Look over the lines below. Report each one that includes the string "JSON".

>> BEGIN Data provided

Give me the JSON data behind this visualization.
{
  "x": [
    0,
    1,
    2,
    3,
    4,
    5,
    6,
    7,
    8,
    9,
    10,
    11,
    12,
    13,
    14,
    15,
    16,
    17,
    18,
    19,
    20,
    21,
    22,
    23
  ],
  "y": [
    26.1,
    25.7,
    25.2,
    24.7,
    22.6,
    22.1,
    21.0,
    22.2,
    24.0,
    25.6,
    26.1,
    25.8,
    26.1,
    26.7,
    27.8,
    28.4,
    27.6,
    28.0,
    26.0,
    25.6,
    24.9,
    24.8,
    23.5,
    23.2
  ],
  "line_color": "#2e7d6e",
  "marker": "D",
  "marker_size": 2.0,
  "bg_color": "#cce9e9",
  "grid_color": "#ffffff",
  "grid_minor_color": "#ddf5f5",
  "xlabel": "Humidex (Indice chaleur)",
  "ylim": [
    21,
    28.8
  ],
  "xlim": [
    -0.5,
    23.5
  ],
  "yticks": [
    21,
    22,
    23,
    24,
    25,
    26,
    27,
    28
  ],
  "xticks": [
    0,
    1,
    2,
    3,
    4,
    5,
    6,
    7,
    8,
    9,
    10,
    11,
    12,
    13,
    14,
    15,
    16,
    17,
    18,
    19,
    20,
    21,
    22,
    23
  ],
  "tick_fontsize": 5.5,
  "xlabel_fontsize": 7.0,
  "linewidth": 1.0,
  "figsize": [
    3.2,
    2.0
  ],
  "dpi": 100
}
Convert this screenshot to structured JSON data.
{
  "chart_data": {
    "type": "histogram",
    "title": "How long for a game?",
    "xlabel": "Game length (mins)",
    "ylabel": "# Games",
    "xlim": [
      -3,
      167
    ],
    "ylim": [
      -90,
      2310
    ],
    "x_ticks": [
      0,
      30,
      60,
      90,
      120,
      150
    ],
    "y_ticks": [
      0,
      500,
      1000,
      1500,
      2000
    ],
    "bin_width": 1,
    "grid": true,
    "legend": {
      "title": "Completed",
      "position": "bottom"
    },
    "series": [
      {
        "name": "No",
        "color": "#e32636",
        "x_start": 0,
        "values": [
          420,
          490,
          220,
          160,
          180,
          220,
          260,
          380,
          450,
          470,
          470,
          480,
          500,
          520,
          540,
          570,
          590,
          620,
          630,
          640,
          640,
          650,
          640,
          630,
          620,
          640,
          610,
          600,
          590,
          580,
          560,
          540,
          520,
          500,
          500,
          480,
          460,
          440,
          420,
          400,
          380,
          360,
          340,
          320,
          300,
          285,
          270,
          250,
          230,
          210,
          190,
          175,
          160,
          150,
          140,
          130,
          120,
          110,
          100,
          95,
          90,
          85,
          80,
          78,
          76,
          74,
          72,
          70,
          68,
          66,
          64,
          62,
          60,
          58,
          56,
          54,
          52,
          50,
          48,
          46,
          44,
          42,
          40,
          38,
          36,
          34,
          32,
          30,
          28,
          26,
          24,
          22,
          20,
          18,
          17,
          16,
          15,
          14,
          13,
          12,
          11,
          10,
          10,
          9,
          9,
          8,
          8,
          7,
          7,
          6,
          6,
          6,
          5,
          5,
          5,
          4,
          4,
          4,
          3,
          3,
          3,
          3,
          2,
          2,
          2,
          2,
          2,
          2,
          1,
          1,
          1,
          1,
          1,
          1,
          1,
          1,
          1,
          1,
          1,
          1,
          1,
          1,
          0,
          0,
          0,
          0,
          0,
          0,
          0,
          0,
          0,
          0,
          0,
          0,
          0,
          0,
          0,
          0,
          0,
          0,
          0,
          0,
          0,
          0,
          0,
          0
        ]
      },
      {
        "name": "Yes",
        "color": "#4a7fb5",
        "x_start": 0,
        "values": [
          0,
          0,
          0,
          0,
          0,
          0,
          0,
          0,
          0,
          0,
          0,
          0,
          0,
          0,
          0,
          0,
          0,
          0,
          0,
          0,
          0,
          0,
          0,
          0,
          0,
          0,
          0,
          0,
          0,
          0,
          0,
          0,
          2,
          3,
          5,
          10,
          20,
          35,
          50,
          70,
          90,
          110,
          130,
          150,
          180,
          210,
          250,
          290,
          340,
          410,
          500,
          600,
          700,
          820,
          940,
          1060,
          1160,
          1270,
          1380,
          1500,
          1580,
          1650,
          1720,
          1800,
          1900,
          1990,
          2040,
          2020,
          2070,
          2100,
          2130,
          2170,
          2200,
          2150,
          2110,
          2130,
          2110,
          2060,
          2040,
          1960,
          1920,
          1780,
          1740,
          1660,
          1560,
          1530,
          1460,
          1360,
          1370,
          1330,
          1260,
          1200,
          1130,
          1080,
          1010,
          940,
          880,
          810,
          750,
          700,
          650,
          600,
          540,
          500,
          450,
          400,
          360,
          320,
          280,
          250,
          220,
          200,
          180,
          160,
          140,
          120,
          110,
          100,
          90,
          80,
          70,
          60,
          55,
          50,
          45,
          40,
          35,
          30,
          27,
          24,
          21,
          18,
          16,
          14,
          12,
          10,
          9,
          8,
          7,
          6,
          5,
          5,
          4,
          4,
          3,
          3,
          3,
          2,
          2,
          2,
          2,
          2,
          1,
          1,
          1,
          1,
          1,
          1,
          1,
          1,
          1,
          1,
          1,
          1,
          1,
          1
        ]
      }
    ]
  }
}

>> END Data provided

▶ **Reply to the task**:
Give me the JSON data behind this visualization.
Convert this screenshot to structured JSON data.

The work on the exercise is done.